__EXERCISE DESCRIPTION__: Work out how many lines in the entries below include the word "structured". Give nothing but the number.
___ PROVIDED ENTRIES
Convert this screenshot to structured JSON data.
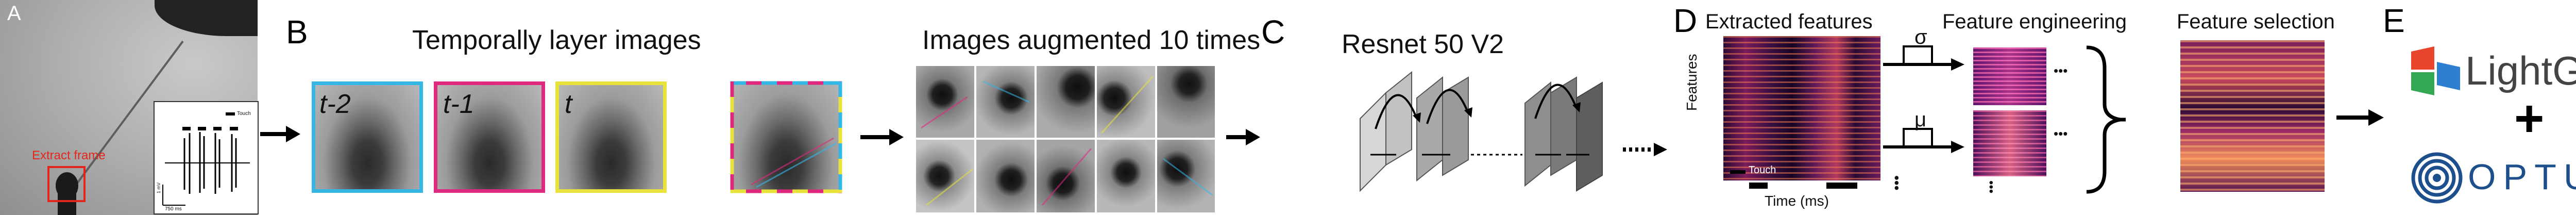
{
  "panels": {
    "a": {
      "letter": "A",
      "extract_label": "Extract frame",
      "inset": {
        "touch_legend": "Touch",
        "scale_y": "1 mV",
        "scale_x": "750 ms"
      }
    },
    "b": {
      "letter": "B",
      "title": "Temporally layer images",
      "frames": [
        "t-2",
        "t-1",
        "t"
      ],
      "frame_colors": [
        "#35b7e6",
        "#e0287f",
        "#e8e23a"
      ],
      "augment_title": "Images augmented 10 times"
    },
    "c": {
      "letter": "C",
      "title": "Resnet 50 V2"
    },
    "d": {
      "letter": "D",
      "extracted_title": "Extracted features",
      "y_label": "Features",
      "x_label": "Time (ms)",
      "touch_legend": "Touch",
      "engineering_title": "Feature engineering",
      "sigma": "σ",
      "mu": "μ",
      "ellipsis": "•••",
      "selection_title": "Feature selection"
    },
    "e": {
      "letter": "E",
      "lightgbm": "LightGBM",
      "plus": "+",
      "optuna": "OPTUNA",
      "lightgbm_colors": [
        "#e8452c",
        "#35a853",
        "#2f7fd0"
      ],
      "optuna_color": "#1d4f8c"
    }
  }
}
______
___ PROVIDED ENTRIES
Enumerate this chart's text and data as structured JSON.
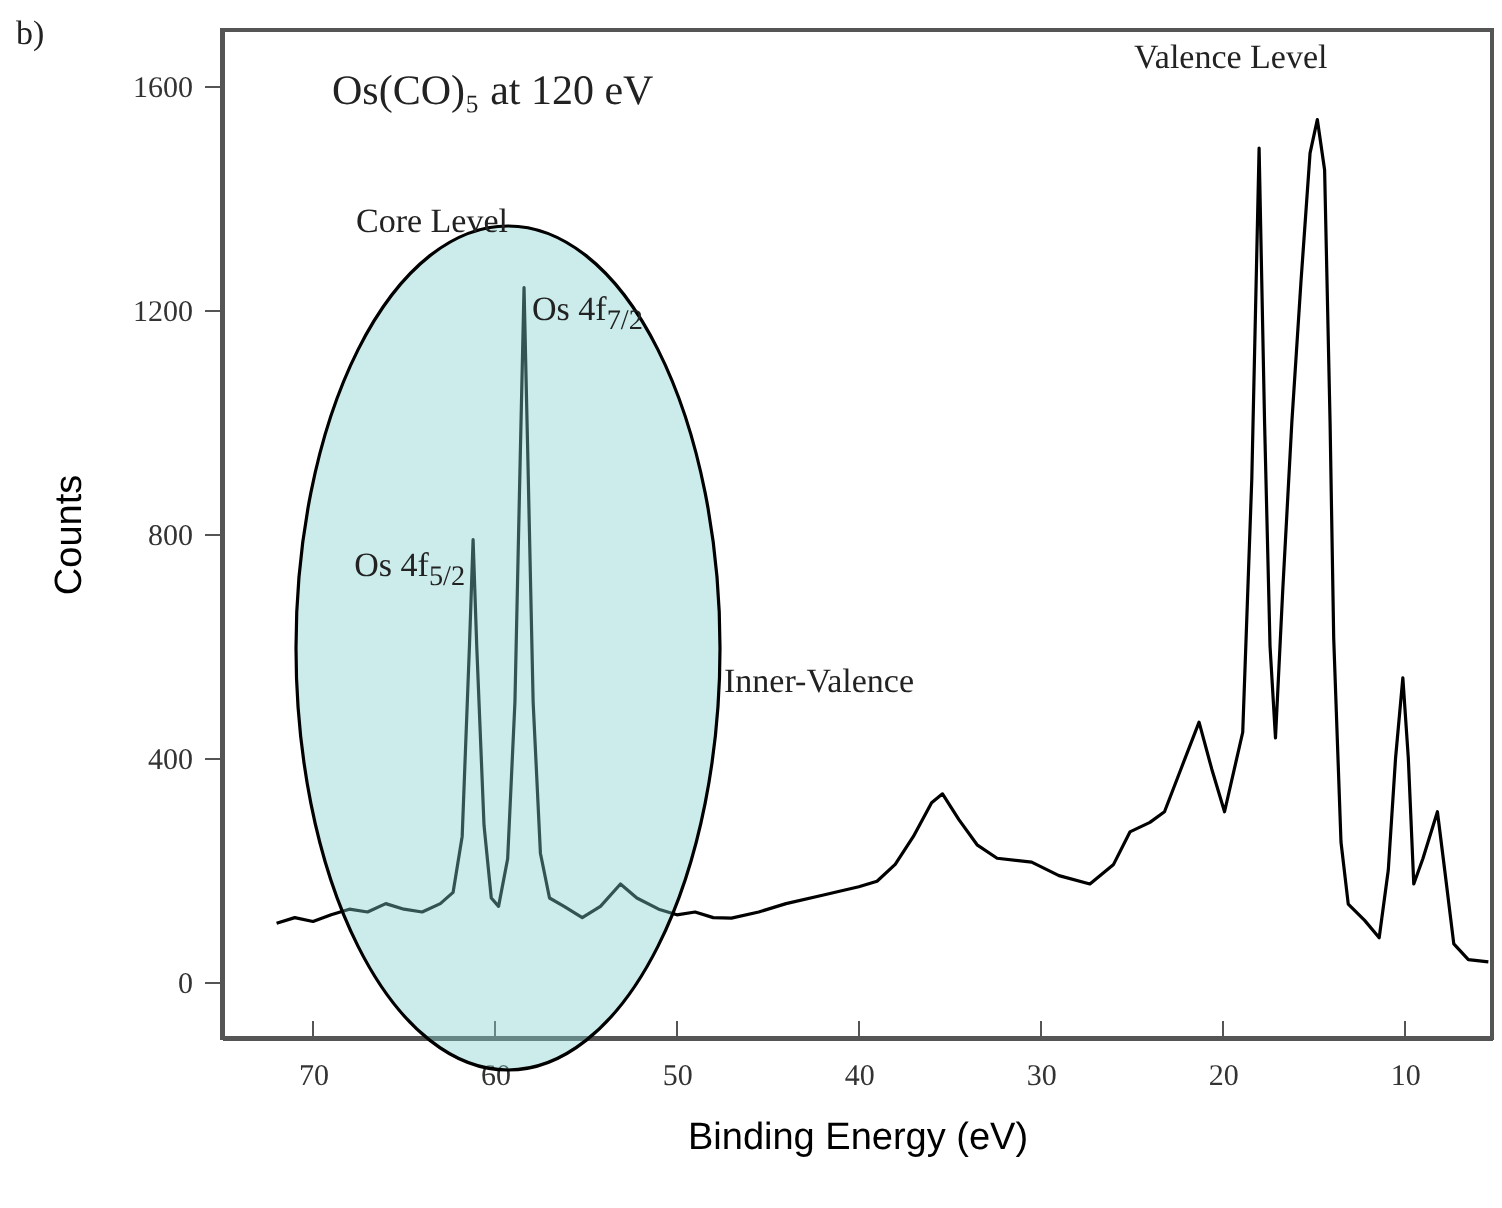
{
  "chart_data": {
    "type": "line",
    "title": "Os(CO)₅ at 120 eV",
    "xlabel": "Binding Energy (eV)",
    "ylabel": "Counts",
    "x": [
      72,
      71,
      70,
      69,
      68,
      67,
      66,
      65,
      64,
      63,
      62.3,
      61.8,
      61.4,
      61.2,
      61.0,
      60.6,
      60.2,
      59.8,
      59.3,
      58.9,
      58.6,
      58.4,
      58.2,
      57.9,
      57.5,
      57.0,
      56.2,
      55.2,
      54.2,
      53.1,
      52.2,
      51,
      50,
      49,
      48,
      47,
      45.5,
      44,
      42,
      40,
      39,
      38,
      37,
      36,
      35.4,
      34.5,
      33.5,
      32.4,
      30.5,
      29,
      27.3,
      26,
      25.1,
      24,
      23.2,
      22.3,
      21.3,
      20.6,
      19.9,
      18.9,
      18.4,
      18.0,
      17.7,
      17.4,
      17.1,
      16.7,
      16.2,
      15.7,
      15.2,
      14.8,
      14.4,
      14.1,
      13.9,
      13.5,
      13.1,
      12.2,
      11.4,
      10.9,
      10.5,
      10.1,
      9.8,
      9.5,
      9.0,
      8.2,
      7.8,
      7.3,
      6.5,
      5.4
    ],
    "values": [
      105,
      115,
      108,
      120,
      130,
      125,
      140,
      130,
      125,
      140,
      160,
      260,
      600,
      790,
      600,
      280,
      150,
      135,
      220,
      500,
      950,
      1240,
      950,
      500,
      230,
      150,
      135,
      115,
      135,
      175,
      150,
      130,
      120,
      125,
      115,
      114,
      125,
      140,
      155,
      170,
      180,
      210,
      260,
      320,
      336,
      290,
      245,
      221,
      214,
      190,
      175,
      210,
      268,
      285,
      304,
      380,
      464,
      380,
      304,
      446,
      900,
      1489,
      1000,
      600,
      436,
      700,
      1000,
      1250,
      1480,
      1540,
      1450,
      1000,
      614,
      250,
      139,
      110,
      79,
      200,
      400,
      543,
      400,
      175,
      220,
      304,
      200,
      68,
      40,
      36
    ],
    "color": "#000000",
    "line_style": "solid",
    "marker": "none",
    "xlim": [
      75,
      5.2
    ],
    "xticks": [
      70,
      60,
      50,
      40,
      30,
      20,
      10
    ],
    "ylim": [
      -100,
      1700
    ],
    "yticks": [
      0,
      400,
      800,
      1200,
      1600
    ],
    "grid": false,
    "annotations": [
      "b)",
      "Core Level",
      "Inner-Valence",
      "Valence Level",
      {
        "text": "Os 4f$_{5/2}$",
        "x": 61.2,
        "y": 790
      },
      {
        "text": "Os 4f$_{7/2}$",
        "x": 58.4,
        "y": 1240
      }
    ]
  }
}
______
__THE RESULT__: 2